Task to complete - Leave the pictures out and transcribe every record exactly.

════

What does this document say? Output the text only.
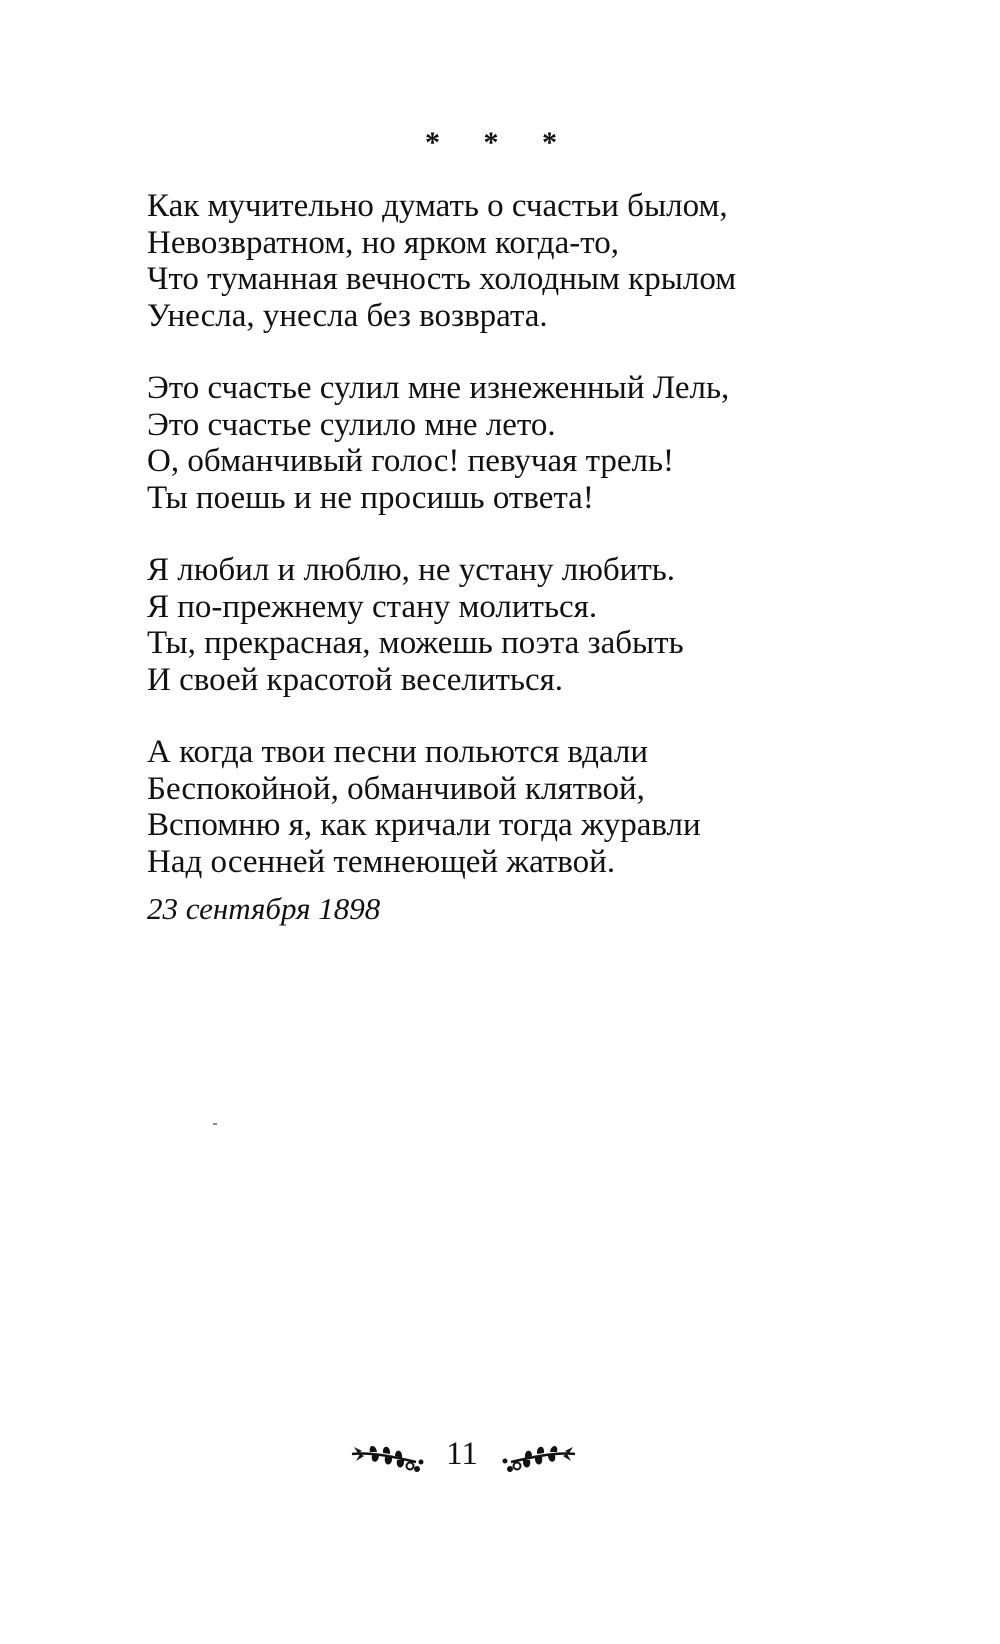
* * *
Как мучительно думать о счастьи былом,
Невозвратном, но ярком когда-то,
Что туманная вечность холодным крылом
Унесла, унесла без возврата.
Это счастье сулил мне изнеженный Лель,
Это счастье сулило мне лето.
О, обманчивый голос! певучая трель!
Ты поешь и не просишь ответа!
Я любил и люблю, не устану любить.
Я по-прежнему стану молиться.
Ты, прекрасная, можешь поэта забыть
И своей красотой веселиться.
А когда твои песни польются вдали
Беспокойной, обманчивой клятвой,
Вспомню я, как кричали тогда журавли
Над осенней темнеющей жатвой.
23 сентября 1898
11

════

Complete output -
What does this document say? Output the text only.
* * *
Как мучительно думать о счастьи былом,
Невозвратном, но ярком когда-то,
Что туманная вечность холодным крылом
Унесла, унесла без возврата.
Это счастье сулил мне изнеженный Лель,
Это счастье сулило мне лето.
О, обманчивый голос! певучая трель!
Ты поешь и не просишь ответа!
Я любил и люблю, не устану любить.
Я по-прежнему стану молиться.
Ты, прекрасная, можешь поэта забыть
И своей красотой веселиться.
А когда твои песни польются вдали
Беспокойной, обманчивой клятвой,
Вспомню я, как кричали тогда журавли
Над осенней темнеющей жатвой.
23 сентября 1898
11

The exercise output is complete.